_Task to carry out_.
Each line that holds the word "кодекса" should be returned.

_Material for the task_.
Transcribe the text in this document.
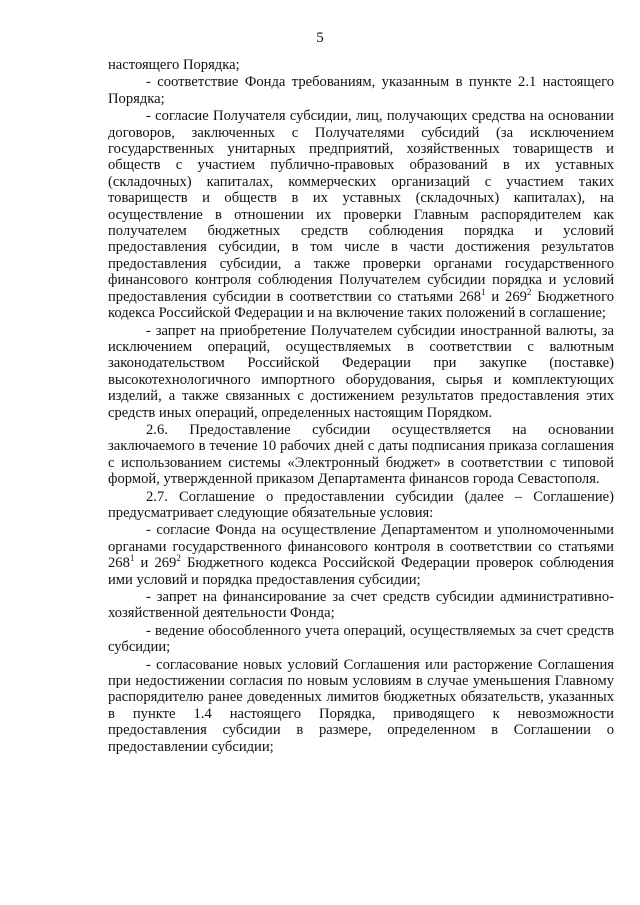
5

настоящего Порядка;

- соответствие Фонда требованиям, указанным в пункте 2.1 настоящего Порядка;

- согласие Получателя субсидии, лиц, получающих средства на основании договоров, заключенных с Получателями субсидий (за исключением государственных унитарных предприятий, хозяйственных товариществ и обществ с участием публично-правовых образований в их уставных (складочных) капиталах, коммерческих организаций с участием таких товариществ и обществ в их уставных (складочных) капиталах), на осуществление в отношении их проверки Главным распорядителем как получателем бюджетных средств соблюдения порядка и условий предоставления субсидии, в том числе в части достижения результатов предоставления субсидии, а также проверки органами государственного финансового контроля соблюдения Получателем субсидии порядка и условий предоставления субсидии в соответствии со статьями $268^1$ и $269^2$ Бюджетного кодекса Российской Федерации и на включение таких положений в соглашение;

- запрет на приобретение Получателем субсидии иностранной валюты, за исключением операций, осуществляемых в соответствии с валютным законодательством Российской Федерации при закупке (поставке) высокотехнологичного импортного оборудования, сырья и комплектующих изделий, а также связанных с достижением результатов предоставления этих средств иных операций, определенных настоящим Порядком.

2.6. Предоставление субсидии осуществляется на основании заключаемого в течение 10 рабочих дней с даты подписания приказа соглашения с использованием системы «Электронный бюджет» в соответствии с типовой формой, утвержденной приказом Департамента финансов города Севастополя.

2.7. Соглашение о предоставлении субсидии (далее – Соглашение) предусматривает следующие обязательные условия:

- согласие Фонда на осуществление Департаментом и уполномоченными органами государственного финансового контроля в соответствии со статьями $268^1$ и $269^2$ Бюджетного кодекса Российской Федерации проверок соблюдения ими условий и порядка предоставления субсидии;

- запрет на финансирование за счет средств субсидии административно-хозяйственной деятельности Фонда;

- ведение обособленного учета операций, осуществляемых за счет средств субсидии;

- согласование новых условий Соглашения или расторжение Соглашения при недостижении согласия по новым условиям в случае уменьшения Главному распорядителю ранее доведенных лимитов бюджетных обязательств, указанных в пункте 1.4 настоящего Порядка, приводящего к невозможности предоставления субсидии в размере, определенном в Соглашении о предоставлении субсидии;
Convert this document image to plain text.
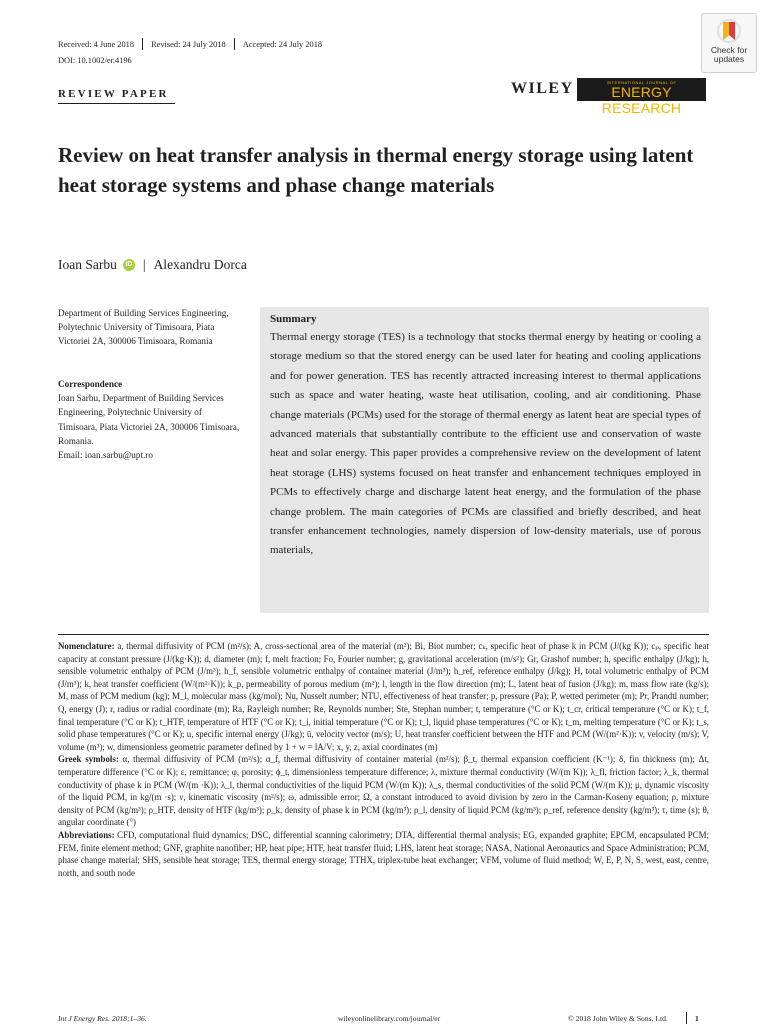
Received: 4 June 2018 Revised: 24 July 2018 Accepted: 24 July 2018
DOI: 10.1002/er.4196
Check for
updates
REVIEW PAPER	WILEY	INTERNATIONAL JOURNAL OF
ENERGY RESEARCH
Review on heat transfer analysis in thermal energy storage using latent heat storage systems and phase change materials
Ioan Sarbu	iD | Alexandru Dorca

Department of Building Services Engineering, Polytechnic University of Timisoara, Piata Victoriei 2A, 300006 Timisoara, Romania

Correspondence

Ioan Sarbu, Department of Building Services Engineering, Polytechnic University of Timisoara, Piata Victoriei 2A, 300006 Timisoara, Romania.

Email: ioan.sarbu@upt.ro

Summary

Thermal energy storage (TES) is a technology that stocks thermal energy by heating or cooling a storage medium so that the stored energy can be used later for heating and cooling applications and for power generation. TES has recently attracted increasing interest to thermal applications such as space and water heating, waste heat utilisation, cooling, and air conditioning. Phase change materials (PCMs) used for the storage of thermal energy as latent heat are special types of advanced materials that substantially contribute to the efficient use and conservation of waste heat and solar energy. This paper provides a comprehensive review on the development of latent heat storage (LHS) systems focused on heat transfer and enhancement techniques employed in PCMs to effectively charge and discharge latent heat energy, and the formulation of the phase change problem. The main categories of PCMs are classified and briefly described, and heat transfer enhancement technologies, namely dispersion of low-density materials, use of porous materials,

Nomenclature: a, thermal diffusivity of PCM (m²/s); A, cross-sectional area of the material (m²); Bi, Biot number; cₖ, specific heat of phase k in PCM (J/(kg K)); cₚ, specific heat capacity at constant pressure (J/(kg·K)); d, diameter (m); f, melt fraction; Fo, Fourier number; g, gravitational acceleration (m/s²); Gr, Grashof number; h, specific enthalpy (J/kg); h, sensible volumetric enthalpy of PCM (J/m³); h_f, sensible volumetric enthalpy of container material (J/m³); h_ref, reference enthalpy (J/kg); H, total volumetric enthalpy of PCM (J/m³); k, heat transfer coefficient (W/(m²·K)); k_p, permeability of porous medium (m²); l, length in the flow direction (m); L, latent heat of fusion (J/kg); m, mass flow rate (kg/s); M, mass of PCM medium (kg); M_l, molecular mass (kg/mol); Nu, Nusselt number; NTU, effectiveness of heat transfer; p, pressure (Pa); P, wetted perimeter (m); Pr, Prandtl number; Q, energy (J); r, radius or radial coordinate (m); Ra, Rayleigh number; Re, Reynolds number; Ste, Stephan number; t, temperature (°C or K); t_cr, critical temperature (°C or K); t_f, final temperature (°C or K); t_HTF, temperature of HTF (°C or K); t_i, initial temperature (°C or K); t_l, liquid phase temperatures (°C or K); t_m, melting temperature (°C or K); t_s, solid phase temperatures (°C or K); u, specific internal energy (J/kg); ū, velocity vector (m/s); U, heat transfer coefficient between the HTF and PCM (W/(m²·K)); v, velocity (m/s); V, volume (m³); w, dimensionless geometric parameter defined by 1 + w = lA/V; x, y, z, axial coordinates (m)

Greek symbols: α, thermal diffusivity of PCM (m²/s); α_f, thermal diffusivity of container material (m²/s); β_t, thermal expansion coefficient (K⁻¹); δ, fin thickness (m); Δt, temperature difference (°C or K); ε, remittance; φ, porosity; ϕ_t, dimensionless temperature difference; λ, mixture thermal conductivity (W/(m K)); λ_fl, friction factor; λ_k, thermal conductivity of phase k in PCM (W/(m ·K)); λ_l, thermal conductivities of the liquid PCM (W/(m K)); λ_s, thermal conductivities of the solid PCM (W/(m K)); μ, dynamic viscosity of the liquid PCM, in kg/(m ·s); ν, kinematic viscosity (m²/s); ω, admissible error; Ω, a constant introduced to avoid division by zero in the Carman-Koseny equation; ρ, mixture density of PCM (kg/m³); ρ_HTF, density of HTF (kg/m³); ρ_k, density of phase k in PCM (kg/m³); ρ_l, density of liquid PCM (kg/m³); ρ_ref, reference density (kg/m³); τ, time (s); θ, angular coordinate (°)

Abbreviations: CFD, computational fluid dynamics; DSC, differential scanning calorimetry; DTA, differential thermal analysis; EG, expanded graphite; EPCM, encapsulated PCM; FEM, finite element method; GNF, graphite nanofiber; HP, heat pipe; HTF, heat transfer fluid; LHS, latent heat storage; NASA, National Aeronautics and Space Administration; PCM, phase change material; SHS, sensible heat storage; TES, thermal energy storage; TTHX, triplex-tube heat exchanger; VFM, volume of fluid method; W, E, P, N, S, west, east, centre, north, and south node

Int J Energy Res. 2018;1–36.	wileyonlinelibrary.com/journal/er	© 2018 John Wiley & Sons, Ltd.	1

_Solution to this problem_.
- согласие Получателя субсидии, лиц, получающих средства на основании договоров, заключенных с Получателями субсидий (за исключением государственных унитарных предприятий, хозяйственных товариществ и обществ с участием публично-правовых образований в их уставных (складочных) капиталах, коммерческих организаций с участием таких товариществ и обществ в их уставных (складочных) капиталах), на осуществление в отношении их проверки Главным распорядителем как получателем бюджетных средств соблюдения порядка и условий предоставления субсидии, в том числе в части достижения результатов предоставления субсидии, а также проверки органами государственного финансового контроля соблюдения Получателем субсидии порядка и условий предоставления субсидии в соответствии со статьями $268^1$ и $269^2$ Бюджетного кодекса Российской Федерации и на включение таких положений в соглашение;
- согласие Фонда на осуществление Департаментом и уполномоченными органами государственного финансового контроля в соответствии со статьями $268^1$ и $269^2$ Бюджетного кодекса Российской Федерации проверок соблюдения ими условий и порядка предоставления субсидии;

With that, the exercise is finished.